■ **Problem to work on**:
Below are entries; tally how many lines hold the string "placa" and answer with only that figure.
+-------+
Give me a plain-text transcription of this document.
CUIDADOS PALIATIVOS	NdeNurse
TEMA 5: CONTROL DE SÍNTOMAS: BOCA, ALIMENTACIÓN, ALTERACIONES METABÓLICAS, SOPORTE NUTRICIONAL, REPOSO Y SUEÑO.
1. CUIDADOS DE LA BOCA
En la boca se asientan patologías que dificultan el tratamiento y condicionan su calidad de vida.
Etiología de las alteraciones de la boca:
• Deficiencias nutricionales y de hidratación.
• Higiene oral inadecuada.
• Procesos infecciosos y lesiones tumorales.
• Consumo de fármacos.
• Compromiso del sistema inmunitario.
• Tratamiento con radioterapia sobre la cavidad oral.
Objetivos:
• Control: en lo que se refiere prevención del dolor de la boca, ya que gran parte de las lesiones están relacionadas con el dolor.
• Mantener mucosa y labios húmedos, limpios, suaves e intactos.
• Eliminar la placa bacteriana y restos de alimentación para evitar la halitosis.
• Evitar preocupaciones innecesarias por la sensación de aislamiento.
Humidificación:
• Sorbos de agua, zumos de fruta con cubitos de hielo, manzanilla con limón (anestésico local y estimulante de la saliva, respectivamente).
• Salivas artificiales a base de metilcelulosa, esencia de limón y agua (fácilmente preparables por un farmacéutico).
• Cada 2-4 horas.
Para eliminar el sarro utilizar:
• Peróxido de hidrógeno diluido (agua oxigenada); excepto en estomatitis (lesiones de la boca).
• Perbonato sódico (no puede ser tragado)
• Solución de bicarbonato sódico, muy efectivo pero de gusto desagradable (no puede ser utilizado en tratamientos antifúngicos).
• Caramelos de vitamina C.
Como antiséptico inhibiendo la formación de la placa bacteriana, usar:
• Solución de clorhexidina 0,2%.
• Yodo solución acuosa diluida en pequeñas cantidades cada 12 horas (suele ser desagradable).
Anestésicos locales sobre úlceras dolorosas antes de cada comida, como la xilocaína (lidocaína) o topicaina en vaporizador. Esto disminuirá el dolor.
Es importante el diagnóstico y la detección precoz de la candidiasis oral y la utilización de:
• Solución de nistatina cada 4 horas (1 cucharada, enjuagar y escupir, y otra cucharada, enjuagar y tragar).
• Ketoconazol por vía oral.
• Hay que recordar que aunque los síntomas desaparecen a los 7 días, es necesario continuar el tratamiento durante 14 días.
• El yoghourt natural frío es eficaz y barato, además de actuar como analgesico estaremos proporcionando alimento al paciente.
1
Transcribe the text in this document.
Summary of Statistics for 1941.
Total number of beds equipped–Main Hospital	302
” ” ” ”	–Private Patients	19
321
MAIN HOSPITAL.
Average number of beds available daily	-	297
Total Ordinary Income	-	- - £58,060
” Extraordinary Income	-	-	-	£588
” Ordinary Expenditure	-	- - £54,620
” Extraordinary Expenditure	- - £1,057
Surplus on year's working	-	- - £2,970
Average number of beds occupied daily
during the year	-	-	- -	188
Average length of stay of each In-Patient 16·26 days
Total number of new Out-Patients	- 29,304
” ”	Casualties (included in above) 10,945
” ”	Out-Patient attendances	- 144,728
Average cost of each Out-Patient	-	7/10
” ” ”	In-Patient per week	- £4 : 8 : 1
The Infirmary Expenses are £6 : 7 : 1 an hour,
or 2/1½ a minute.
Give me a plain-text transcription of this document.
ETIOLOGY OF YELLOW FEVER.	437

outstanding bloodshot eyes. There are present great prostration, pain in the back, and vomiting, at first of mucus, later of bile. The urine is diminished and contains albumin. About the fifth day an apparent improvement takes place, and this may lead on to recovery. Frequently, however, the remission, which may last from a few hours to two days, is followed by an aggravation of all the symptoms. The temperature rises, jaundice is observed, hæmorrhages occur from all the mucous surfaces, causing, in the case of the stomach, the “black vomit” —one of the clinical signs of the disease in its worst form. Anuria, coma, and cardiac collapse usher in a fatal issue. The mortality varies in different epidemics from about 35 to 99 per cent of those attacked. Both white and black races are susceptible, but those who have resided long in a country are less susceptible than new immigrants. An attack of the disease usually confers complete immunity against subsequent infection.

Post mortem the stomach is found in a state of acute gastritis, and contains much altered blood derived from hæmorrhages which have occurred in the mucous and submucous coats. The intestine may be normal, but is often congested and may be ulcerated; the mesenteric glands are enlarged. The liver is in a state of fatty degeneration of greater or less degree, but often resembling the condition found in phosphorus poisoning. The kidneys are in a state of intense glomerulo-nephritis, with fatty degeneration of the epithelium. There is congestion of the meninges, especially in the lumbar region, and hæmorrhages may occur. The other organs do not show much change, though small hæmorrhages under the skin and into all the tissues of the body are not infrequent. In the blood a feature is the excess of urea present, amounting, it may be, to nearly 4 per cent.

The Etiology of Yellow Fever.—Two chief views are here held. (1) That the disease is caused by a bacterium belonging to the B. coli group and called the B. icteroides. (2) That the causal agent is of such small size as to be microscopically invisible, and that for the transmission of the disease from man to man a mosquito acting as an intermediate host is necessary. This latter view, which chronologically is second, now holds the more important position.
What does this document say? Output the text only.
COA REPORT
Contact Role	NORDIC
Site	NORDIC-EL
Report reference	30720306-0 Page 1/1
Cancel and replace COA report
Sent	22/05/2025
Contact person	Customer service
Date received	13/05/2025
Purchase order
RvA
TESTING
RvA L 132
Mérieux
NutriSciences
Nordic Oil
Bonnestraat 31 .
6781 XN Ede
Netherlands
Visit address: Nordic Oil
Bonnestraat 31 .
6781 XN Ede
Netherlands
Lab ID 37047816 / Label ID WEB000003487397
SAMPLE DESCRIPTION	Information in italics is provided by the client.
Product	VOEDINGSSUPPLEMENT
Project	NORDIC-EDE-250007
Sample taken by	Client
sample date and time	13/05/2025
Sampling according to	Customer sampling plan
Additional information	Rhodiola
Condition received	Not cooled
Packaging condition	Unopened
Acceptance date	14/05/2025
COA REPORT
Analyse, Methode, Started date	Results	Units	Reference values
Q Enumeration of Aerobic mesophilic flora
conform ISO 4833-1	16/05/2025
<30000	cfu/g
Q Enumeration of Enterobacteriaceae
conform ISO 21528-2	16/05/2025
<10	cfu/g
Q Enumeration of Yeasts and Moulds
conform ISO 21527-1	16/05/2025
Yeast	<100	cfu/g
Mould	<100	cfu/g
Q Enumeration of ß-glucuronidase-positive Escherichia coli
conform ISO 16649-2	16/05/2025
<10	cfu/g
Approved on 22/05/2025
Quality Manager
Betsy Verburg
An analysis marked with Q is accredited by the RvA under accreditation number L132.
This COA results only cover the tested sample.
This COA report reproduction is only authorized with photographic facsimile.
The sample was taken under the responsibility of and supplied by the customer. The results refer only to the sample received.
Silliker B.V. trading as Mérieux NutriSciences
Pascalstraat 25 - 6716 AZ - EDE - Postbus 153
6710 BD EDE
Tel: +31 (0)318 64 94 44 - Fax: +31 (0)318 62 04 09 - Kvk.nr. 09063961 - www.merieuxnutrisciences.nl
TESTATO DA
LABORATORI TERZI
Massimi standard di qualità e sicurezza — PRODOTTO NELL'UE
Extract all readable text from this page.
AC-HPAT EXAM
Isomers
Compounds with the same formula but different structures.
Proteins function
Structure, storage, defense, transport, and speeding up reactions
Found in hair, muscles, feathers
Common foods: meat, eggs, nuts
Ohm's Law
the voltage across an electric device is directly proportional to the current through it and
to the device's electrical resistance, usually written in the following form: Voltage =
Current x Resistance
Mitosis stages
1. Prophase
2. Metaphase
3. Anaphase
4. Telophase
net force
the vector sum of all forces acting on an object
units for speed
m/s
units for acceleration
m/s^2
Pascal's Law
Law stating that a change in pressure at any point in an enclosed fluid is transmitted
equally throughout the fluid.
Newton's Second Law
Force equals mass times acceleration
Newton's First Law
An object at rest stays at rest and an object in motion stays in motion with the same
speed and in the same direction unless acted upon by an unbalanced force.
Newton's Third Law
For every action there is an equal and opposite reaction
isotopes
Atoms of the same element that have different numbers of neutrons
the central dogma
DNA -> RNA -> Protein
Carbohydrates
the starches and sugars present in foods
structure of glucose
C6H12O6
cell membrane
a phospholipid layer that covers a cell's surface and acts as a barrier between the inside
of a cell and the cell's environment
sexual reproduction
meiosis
+-------+
■ **Task answer**:
2